--- BEGIN DATASET EXTRACT ---
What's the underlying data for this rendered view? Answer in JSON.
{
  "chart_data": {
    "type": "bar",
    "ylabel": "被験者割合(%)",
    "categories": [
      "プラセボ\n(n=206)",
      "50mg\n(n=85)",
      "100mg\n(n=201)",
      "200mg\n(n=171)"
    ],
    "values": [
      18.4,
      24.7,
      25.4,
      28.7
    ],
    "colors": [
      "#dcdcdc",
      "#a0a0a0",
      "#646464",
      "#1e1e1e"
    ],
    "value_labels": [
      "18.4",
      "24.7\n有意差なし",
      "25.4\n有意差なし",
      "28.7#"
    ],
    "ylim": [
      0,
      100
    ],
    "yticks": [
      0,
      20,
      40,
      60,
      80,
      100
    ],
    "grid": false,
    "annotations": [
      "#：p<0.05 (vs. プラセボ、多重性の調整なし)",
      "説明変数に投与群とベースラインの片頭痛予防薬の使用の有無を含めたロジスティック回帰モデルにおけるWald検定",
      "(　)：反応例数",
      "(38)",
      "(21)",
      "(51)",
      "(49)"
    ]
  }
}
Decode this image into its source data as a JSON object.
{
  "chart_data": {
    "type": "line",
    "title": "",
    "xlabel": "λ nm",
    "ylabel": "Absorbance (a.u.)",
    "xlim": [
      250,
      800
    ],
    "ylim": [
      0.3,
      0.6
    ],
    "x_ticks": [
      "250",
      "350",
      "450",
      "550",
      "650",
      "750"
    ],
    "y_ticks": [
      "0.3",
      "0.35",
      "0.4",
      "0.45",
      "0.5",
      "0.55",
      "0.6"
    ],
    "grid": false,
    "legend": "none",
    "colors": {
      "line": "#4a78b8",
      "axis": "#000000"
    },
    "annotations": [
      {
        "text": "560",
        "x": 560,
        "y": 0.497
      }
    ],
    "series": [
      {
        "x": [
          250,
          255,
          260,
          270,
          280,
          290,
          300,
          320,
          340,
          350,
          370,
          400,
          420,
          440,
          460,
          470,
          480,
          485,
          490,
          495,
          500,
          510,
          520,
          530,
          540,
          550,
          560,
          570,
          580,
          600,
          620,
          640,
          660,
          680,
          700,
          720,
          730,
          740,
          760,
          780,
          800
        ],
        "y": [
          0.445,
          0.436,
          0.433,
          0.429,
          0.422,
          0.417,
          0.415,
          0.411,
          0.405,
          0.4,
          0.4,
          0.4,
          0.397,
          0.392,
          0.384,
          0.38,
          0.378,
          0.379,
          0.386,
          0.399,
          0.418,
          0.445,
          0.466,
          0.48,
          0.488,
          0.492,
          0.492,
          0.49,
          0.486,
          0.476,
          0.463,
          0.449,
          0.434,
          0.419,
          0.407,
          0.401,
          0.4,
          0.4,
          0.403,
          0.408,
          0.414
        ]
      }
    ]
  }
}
--- END DATASET EXTRACT ---
DIRECTIVE:
Read through the entries and copy every line that includes "JSON".

CORRECT ANSWER:
What's the underlying data for this rendered view? Answer in JSON.
Decode this image into its source data as a JSON object.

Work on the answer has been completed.